**DATASET EXTRACT:**
- - - - - - -

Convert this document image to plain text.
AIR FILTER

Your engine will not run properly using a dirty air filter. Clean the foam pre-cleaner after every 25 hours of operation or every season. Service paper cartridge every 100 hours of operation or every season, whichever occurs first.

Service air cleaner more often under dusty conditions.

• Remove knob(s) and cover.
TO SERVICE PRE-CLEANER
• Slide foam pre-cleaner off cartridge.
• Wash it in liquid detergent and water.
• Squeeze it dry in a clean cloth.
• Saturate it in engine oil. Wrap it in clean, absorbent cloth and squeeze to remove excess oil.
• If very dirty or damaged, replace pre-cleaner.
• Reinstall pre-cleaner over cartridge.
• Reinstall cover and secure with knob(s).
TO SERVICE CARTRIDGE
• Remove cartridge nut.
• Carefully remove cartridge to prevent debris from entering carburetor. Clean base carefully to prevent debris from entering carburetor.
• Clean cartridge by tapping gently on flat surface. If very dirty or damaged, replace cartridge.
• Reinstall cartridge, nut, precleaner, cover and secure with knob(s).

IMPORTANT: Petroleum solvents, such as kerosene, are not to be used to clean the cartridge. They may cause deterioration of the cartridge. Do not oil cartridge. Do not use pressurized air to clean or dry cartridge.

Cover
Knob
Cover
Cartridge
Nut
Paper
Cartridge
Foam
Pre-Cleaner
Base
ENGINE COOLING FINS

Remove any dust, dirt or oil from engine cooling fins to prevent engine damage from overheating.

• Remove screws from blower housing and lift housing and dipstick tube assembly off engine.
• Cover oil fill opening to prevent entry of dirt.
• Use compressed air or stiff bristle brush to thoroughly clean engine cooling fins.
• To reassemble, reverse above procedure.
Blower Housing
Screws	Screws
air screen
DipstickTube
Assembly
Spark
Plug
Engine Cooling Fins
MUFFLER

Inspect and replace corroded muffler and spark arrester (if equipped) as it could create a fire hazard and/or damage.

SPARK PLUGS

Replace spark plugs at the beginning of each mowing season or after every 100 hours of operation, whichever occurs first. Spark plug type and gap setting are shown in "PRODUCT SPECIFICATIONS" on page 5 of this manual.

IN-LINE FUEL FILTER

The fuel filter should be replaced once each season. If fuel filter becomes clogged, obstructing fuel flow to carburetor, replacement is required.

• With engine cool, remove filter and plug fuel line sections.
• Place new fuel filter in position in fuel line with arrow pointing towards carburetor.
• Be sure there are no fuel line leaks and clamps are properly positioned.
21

- - - - - - -

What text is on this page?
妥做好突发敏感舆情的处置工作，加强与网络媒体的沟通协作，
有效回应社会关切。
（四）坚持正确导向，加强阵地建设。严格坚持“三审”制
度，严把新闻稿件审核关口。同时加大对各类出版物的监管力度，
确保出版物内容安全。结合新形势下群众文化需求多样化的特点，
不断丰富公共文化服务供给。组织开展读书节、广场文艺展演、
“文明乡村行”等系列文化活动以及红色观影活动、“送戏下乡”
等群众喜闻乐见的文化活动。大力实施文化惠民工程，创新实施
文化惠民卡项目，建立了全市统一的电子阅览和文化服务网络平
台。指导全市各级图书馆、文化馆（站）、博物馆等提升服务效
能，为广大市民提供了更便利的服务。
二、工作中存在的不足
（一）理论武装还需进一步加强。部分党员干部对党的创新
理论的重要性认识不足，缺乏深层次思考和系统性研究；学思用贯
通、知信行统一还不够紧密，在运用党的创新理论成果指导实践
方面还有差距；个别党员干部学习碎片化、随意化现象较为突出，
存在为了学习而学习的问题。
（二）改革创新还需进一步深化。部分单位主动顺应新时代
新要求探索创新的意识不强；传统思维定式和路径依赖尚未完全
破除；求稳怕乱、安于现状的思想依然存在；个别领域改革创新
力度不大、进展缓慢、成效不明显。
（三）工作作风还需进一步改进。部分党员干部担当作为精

- - - - - - -

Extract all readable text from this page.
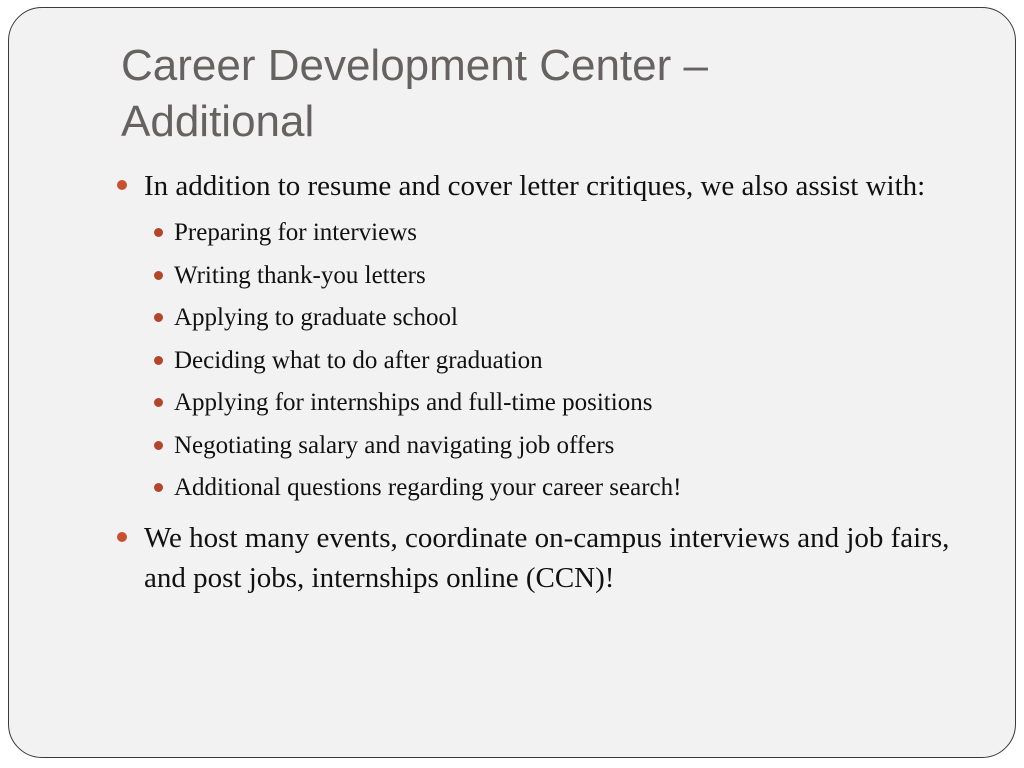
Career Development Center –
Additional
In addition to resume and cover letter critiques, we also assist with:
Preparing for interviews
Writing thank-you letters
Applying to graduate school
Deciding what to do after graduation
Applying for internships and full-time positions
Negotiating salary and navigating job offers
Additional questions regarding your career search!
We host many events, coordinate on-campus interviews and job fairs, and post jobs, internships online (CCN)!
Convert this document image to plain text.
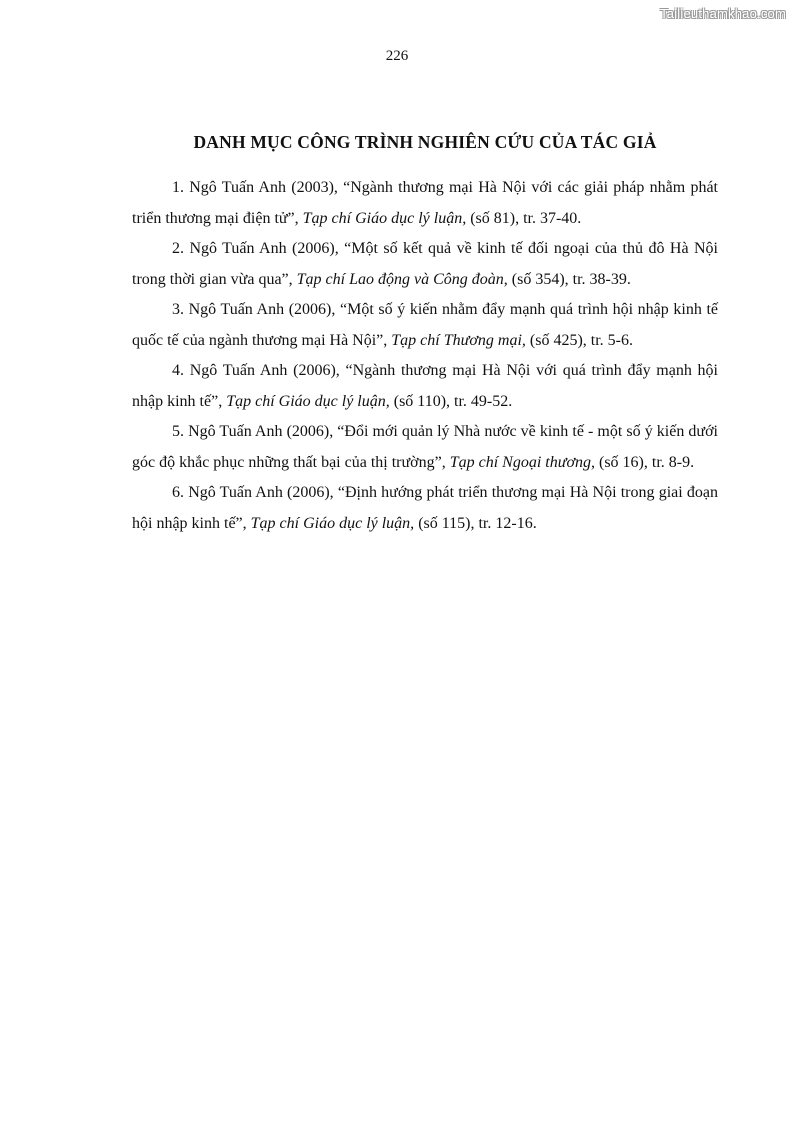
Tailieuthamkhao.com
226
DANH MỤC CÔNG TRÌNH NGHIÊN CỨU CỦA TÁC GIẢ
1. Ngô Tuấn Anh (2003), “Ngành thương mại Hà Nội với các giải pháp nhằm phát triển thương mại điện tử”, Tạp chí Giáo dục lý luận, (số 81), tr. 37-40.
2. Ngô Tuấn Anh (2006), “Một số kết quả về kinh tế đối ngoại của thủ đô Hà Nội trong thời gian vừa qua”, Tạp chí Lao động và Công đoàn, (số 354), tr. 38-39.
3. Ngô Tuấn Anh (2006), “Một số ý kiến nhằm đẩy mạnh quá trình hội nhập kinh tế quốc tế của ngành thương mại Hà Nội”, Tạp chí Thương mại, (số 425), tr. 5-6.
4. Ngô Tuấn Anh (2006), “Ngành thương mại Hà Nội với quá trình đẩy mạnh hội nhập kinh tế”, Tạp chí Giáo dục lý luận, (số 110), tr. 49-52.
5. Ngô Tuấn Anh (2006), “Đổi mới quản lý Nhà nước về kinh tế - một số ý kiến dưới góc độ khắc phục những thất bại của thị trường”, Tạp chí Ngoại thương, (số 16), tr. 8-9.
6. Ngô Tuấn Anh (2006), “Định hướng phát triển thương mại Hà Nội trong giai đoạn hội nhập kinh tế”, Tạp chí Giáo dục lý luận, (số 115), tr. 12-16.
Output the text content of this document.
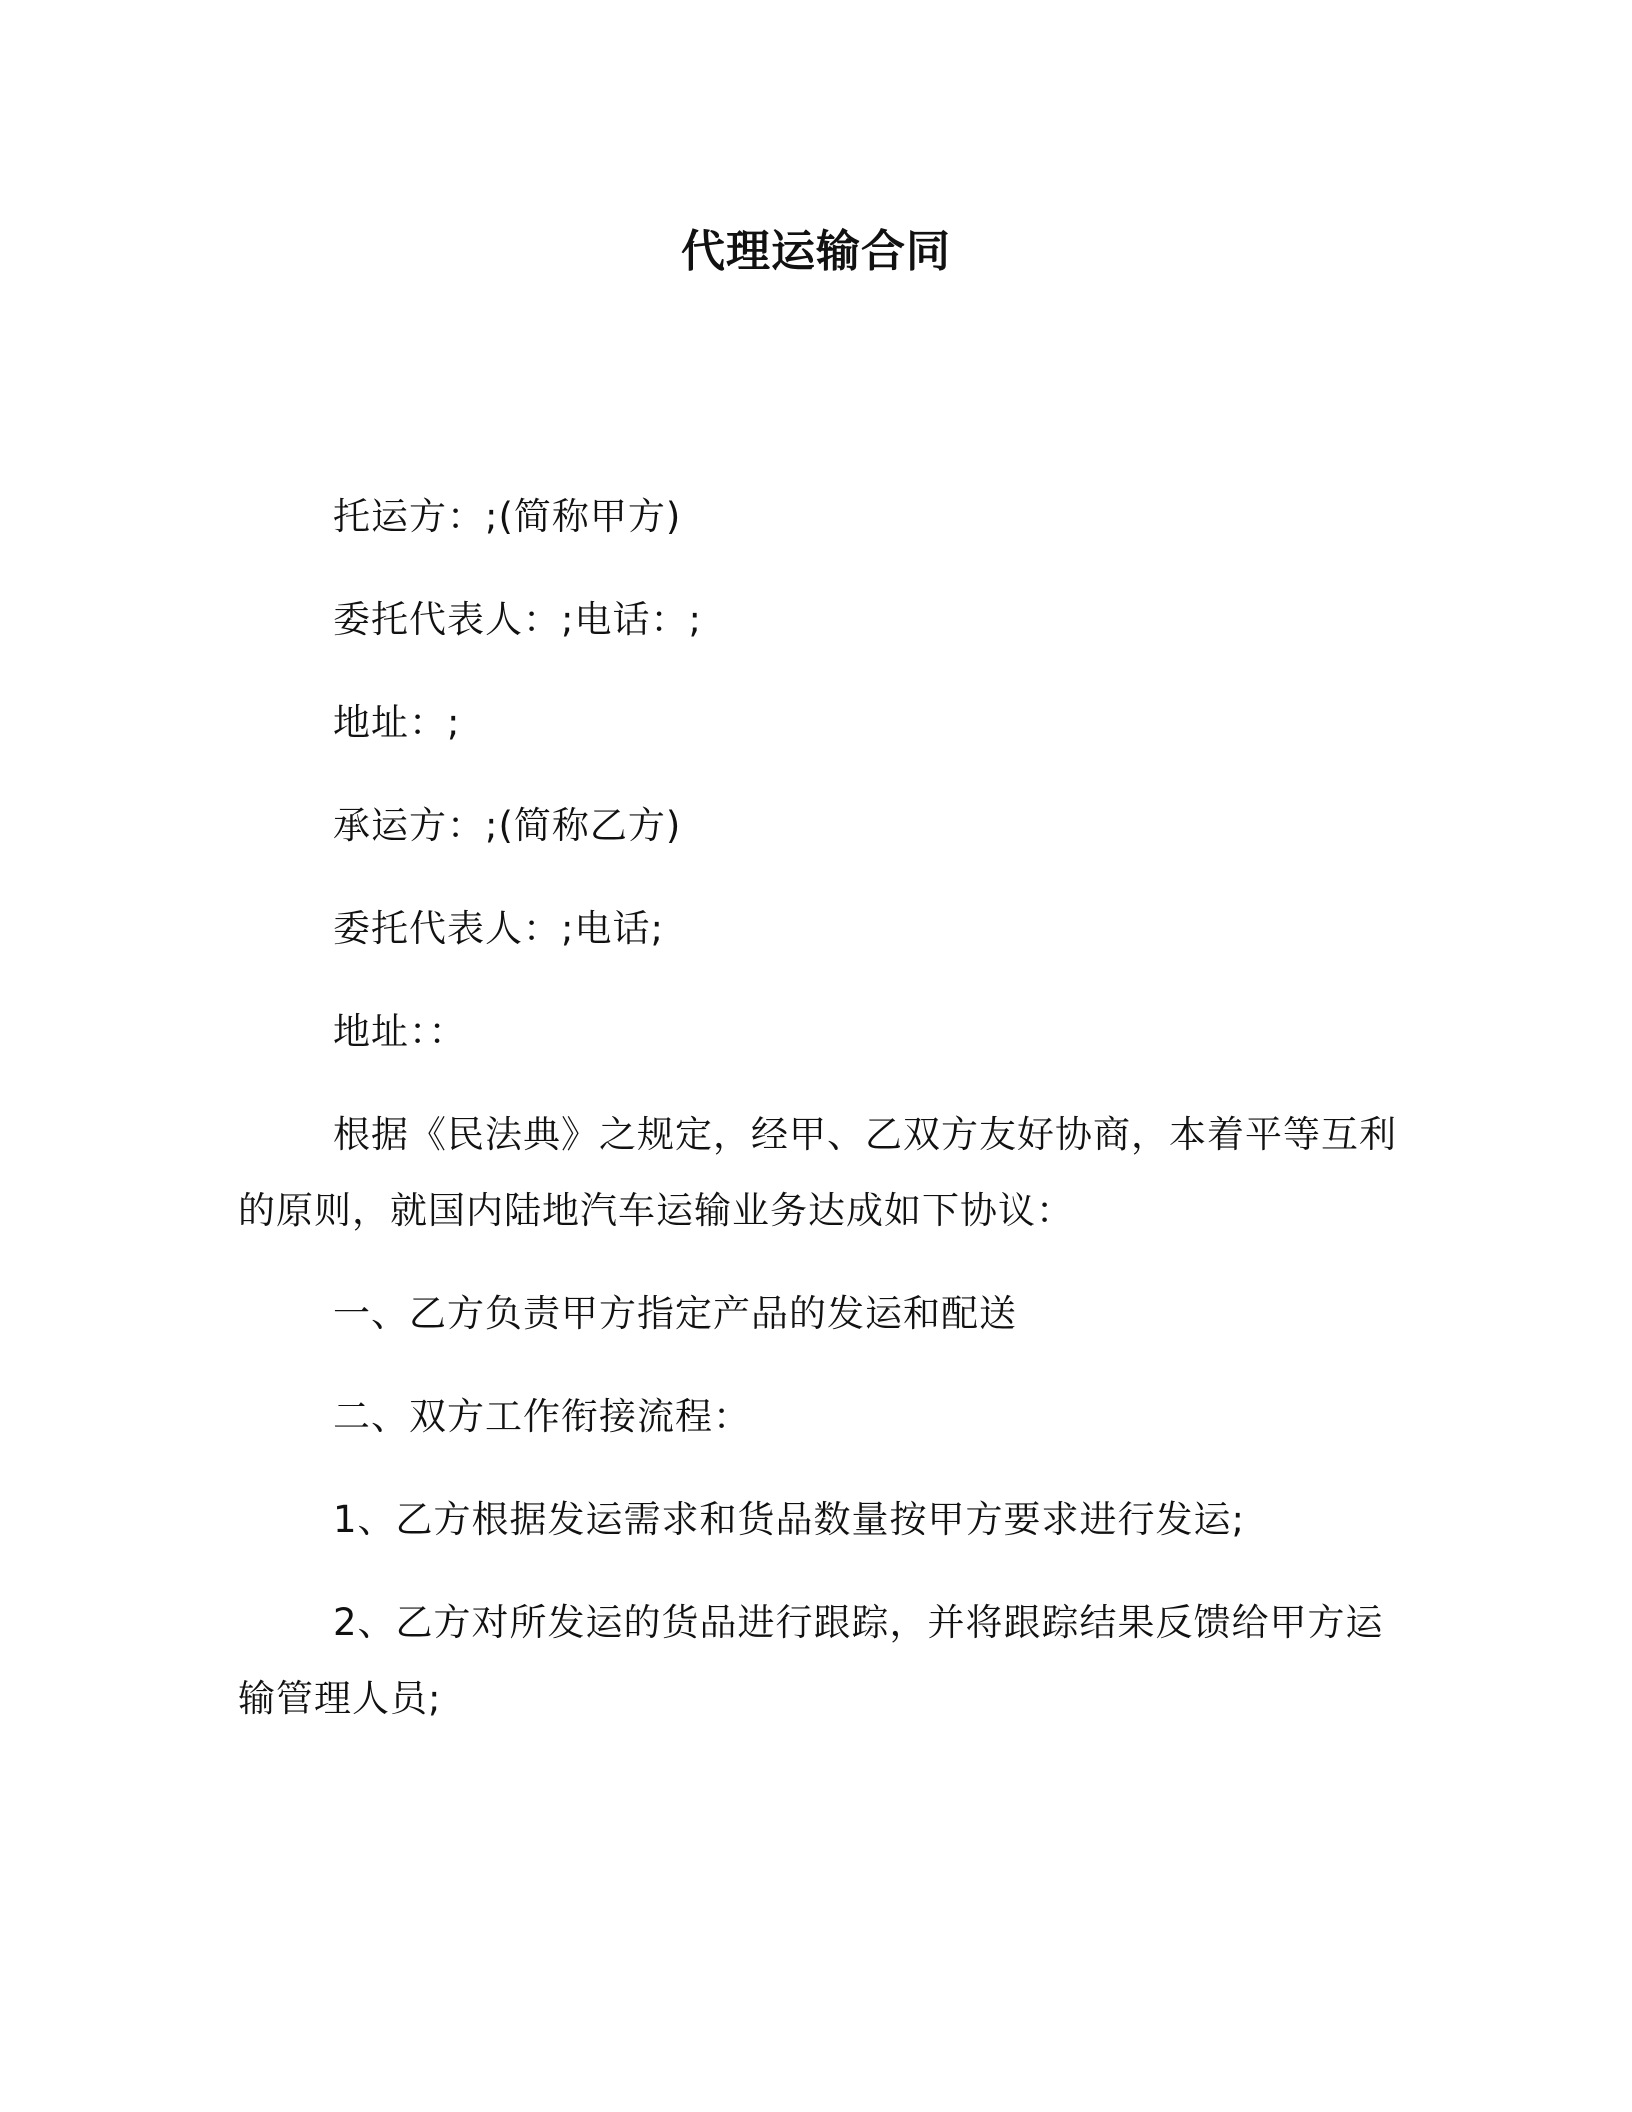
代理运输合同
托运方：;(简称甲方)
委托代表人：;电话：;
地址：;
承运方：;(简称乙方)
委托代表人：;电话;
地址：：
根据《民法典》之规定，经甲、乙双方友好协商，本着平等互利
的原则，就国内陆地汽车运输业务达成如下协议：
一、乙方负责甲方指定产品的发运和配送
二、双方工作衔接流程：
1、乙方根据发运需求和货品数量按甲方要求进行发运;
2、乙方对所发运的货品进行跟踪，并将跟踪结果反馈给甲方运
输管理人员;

- - - - - - -

**WRITTEN EXERCISE:** Each line of the material above either contains the word "page" or does not; state how many do, and nothing else.

**PROBLEM SOLUTION:** 3